- Genre: Food reality television; Cooking competition;
- Presented by: Danny Boome (2013–2014); Daryn Jones (2014–2015);
- Country of origin: United States
- Original language: English
- No. of seasons: 2
- No. of episodes: 38

Production
- Executive producer: Blair Harley
- Camera setup: Multiple
- Running time: 30 minutes
- Production company: Architect Films

Original release
- Network: Cooking Channel
- Release: July 3, 2013 – January 29, 2015

= Donut Showdown =

American cooking competition series

Donut Showdown is an American food-based television series that aired on Cooking Channel. The show was originally hosted by Danny Boome and was later hosted by Daryn Jones. The series was produced by Architect Films.

- TASK TO CARRY OUT -
Can you answer these questions about the Donut Showdown entry above, numbering your answers to match?
1. Which network aired the series?
2. How many episodes were made?
3. Who was the executive producer?

Records excerpted from a collection:
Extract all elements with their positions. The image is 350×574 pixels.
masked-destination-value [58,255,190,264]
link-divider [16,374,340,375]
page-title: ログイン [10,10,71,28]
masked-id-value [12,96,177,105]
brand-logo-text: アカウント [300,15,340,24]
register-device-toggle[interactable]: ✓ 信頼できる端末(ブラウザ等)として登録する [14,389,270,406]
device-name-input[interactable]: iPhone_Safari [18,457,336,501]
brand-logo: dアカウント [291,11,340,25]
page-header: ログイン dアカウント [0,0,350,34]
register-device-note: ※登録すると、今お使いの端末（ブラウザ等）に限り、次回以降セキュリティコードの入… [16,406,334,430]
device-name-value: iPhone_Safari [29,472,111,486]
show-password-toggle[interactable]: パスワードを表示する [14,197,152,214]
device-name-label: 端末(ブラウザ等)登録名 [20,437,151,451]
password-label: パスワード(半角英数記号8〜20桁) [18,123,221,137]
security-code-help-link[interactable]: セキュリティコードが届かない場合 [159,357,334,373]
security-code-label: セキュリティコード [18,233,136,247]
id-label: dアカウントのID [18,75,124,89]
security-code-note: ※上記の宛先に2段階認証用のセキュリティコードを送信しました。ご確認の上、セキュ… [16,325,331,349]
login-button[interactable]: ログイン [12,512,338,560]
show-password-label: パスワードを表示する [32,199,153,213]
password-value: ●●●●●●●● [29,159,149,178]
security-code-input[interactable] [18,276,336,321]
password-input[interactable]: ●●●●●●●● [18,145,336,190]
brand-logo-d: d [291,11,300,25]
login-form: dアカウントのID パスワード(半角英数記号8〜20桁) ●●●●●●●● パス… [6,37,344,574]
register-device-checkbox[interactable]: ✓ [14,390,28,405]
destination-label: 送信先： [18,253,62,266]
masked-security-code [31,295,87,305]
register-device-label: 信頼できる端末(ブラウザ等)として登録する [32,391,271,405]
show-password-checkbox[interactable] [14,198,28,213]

- TASK RESPONSE -
1. Cooking Channel
2. 38
3. Blair Harley